■ **SET TASK**
Provide an exact reproduction of every entry.

■ **RECORDS FOR PROCESSING**
===

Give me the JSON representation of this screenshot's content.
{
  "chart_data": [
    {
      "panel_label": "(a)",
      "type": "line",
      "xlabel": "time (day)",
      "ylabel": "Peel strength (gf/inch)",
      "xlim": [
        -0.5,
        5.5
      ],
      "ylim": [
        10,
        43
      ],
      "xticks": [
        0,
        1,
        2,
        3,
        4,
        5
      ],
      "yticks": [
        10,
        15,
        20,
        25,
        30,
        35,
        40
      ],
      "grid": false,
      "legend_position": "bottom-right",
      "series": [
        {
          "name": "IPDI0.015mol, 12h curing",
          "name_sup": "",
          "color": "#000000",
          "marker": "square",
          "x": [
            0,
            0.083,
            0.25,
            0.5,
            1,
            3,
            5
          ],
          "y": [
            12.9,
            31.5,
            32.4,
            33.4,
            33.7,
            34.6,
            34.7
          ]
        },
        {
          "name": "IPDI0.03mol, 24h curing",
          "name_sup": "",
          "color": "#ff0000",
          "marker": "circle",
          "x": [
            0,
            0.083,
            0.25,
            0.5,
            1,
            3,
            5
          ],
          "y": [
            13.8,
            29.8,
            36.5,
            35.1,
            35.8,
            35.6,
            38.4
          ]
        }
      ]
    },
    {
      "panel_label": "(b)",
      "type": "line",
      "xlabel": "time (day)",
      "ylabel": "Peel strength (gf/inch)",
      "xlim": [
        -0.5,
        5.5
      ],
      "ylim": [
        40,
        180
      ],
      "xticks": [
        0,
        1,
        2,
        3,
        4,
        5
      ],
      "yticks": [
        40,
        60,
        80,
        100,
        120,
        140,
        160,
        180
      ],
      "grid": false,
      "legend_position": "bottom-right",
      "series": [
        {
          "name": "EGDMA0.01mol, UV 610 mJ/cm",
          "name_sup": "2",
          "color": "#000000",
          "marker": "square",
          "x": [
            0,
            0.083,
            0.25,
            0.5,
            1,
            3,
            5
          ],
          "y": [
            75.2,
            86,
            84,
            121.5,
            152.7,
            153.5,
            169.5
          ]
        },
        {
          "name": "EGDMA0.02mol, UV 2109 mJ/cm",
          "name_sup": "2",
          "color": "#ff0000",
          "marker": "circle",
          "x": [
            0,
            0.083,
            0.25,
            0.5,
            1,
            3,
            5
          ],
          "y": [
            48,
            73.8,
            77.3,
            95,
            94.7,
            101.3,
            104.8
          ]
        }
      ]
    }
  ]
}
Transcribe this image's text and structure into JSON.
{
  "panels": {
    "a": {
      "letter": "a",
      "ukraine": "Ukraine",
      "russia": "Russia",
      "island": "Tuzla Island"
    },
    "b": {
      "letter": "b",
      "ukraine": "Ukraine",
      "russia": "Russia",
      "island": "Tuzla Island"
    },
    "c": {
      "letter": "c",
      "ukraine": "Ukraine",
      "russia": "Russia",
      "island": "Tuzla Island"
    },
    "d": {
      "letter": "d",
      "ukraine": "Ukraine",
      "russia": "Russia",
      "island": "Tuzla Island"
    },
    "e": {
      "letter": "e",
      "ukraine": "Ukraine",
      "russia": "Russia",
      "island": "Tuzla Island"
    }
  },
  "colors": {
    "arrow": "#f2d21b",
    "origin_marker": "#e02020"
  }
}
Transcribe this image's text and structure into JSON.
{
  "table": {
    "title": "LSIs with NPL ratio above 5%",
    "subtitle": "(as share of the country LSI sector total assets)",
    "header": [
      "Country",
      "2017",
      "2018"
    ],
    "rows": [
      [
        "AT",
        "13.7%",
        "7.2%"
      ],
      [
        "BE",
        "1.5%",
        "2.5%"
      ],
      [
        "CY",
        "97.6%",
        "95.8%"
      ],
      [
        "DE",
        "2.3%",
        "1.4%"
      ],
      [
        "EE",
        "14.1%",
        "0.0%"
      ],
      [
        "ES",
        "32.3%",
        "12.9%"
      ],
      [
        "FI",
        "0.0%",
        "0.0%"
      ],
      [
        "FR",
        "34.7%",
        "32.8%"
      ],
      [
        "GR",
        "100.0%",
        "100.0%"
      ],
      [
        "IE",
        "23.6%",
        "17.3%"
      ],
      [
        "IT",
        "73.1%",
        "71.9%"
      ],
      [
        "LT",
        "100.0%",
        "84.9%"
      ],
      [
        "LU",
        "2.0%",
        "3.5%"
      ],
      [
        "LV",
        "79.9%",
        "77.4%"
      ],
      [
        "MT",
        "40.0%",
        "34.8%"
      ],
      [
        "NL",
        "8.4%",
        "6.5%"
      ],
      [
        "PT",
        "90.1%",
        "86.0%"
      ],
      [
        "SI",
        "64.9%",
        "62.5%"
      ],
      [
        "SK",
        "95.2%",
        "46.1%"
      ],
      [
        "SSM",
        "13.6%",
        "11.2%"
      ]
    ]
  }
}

===

■ **WORKED ANSWER**
Give me the JSON representation of this screenshot's content.
{
  "chart_data": [
    {
      "panel_label": "(a)",
      "type": "line",
      "xlabel": "time (day)",
      "ylabel": "Peel strength (gf/inch)",
      "xlim": [
        -0.5,
        5.5
      ],
      "ylim": [
        10,
        43
      ],
      "xticks": [
        0,
        1,
        2,
        3,
        4,
        5
      ],
      "yticks": [
        10,
        15,
        20,
        25,
        30,
        35,
        40
      ],
      "grid": false,
      "legend_position": "bottom-right",
      "series": [
        {
          "name": "IPDI0.015mol, 12h curing",
          "name_sup": "",
          "color": "#000000",
          "marker": "square",
          "x": [
            0,
            0.083,
            0.25,
            0.5,
            1,
            3,
            5
          ],
          "y": [
            12.9,
            31.5,
            32.4,
            33.4,
            33.7,
            34.6,
            34.7
          ]
        },
        {
          "name": "IPDI0.03mol, 24h curing",
          "name_sup": "",
          "color": "#ff0000",
          "marker": "circle",
          "x": [
            0,
            0.083,
            0.25,
            0.5,
            1,
            3,
            5
          ],
          "y": [
            13.8,
            29.8,
            36.5,
            35.1,
            35.8,
            35.6,
            38.4
          ]
        }
      ]
    },
    {
      "panel_label": "(b)",
      "type": "line",
      "xlabel": "time (day)",
      "ylabel": "Peel strength (gf/inch)",
      "xlim": [
        -0.5,
        5.5
      ],
      "ylim": [
        40,
        180
      ],
      "xticks": [
        0,
        1,
        2,
        3,
        4,
        5
      ],
      "yticks": [
        40,
        60,
        80,
        100,
        120,
        140,
        160,
        180
      ],
      "grid": false,
      "legend_position": "bottom-right",
      "series": [
        {
          "name": "EGDMA0.01mol, UV 610 mJ/cm",
          "name_sup": "2",
          "color": "#000000",
          "marker": "square",
          "x": [
            0,
            0.083,
            0.25,
            0.5,
            1,
            3,
            5
          ],
          "y": [
            75.2,
            86,
            84,
            121.5,
            152.7,
            153.5,
            169.5
          ]
        },
        {
          "name": "EGDMA0.02mol, UV 2109 mJ/cm",
          "name_sup": "2",
          "color": "#ff0000",
          "marker": "circle",
          "x": [
            0,
            0.083,
            0.25,
            0.5,
            1,
            3,
            5
          ],
          "y": [
            48,
            73.8,
            77.3,
            95,
            94.7,
            101.3,
            104.8
          ]
        }
      ]
    }
  ]
}
Transcribe this image's text and structure into JSON.
{
  "panels": {
    "a": {
      "letter": "a",
      "ukraine": "Ukraine",
      "russia": "Russia",
      "island": "Tuzla Island"
    },
    "b": {
      "letter": "b",
      "ukraine": "Ukraine",
      "russia": "Russia",
      "island": "Tuzla Island"
    },
    "c": {
      "letter": "c",
      "ukraine": "Ukraine",
      "russia": "Russia",
      "island": "Tuzla Island"
    },
    "d": {
      "letter": "d",
      "ukraine": "Ukraine",
      "russia": "Russia",
      "island": "Tuzla Island"
    },
    "e": {
      "letter": "e",
      "ukraine": "Ukraine",
      "russia": "Russia",
      "island": "Tuzla Island"
    }
  },
  "colors": {
    "arrow": "#f2d21b",
    "origin_marker": "#e02020"
  }
}
Transcribe this image's text and structure into JSON.
{
  "table": {
    "title": "LSIs with NPL ratio above 5%",
    "subtitle": "(as share of the country LSI sector total assets)",
    "header": [
      "Country",
      "2017",
      "2018"
    ],
    "rows": [
      [
        "AT",
        "13.7%",
        "7.2%"
      ],
      [
        "BE",
        "1.5%",
        "2.5%"
      ],
      [
        "CY",
        "97.6%",
        "95.8%"
      ],
      [
        "DE",
        "2.3%",
        "1.4%"
      ],
      [
        "EE",
        "14.1%",
        "0.0%"
      ],
      [
        "ES",
        "32.3%",
        "12.9%"
      ],
      [
        "FI",
        "0.0%",
        "0.0%"
      ],
      [
        "FR",
        "34.7%",
        "32.8%"
      ],
      [
        "GR",
        "100.0%",
        "100.0%"
      ],
      [
        "IE",
        "23.6%",
        "17.3%"
      ],
      [
        "IT",
        "73.1%",
        "71.9%"
      ],
      [
        "LT",
        "100.0%",
        "84.9%"
      ],
      [
        "LU",
        "2.0%",
        "3.5%"
      ],
      [
        "LV",
        "79.9%",
        "77.4%"
      ],
      [
        "MT",
        "40.0%",
        "34.8%"
      ],
      [
        "NL",
        "8.4%",
        "6.5%"
      ],
      [
        "PT",
        "90.1%",
        "86.0%"
      ],
      [
        "SI",
        "64.9%",
        "62.5%"
      ],
      [
        "SK",
        "95.2%",
        "46.1%"
      ],
      [
        "SSM",
        "13.6%",
        "11.2%"
      ]
    ]
  }
}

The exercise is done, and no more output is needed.